Written exercise: For the listing below, give the count of lines containing "искать", and no other text.

* * * * *

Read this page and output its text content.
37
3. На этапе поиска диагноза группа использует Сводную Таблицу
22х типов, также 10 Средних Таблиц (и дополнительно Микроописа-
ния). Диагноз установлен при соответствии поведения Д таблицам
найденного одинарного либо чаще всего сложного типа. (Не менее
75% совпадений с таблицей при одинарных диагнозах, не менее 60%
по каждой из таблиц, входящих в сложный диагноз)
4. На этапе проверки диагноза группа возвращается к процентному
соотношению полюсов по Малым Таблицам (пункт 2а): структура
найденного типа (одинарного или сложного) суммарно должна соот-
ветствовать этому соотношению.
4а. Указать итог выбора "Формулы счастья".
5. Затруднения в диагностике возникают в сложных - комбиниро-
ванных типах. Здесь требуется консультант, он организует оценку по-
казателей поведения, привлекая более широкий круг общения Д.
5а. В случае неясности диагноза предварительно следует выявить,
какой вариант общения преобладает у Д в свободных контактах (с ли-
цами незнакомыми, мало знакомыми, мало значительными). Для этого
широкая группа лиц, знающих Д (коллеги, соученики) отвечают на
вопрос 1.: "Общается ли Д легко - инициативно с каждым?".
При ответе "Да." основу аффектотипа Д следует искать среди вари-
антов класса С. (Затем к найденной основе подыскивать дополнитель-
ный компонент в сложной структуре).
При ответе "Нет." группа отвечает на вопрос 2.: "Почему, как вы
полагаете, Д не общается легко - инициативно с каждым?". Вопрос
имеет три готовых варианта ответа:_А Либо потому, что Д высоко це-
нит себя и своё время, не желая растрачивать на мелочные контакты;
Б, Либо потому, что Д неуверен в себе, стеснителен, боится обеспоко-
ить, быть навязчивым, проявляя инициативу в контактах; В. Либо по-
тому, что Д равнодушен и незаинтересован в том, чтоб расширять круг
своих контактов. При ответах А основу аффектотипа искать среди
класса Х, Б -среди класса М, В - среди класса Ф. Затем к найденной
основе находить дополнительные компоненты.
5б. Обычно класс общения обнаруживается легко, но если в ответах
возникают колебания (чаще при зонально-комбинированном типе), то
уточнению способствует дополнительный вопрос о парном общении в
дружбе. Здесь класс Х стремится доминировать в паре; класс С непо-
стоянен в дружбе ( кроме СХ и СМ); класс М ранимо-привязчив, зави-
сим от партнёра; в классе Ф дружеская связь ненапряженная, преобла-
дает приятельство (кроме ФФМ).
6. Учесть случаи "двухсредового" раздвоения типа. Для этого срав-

* * * * *

Output for this exercise: 2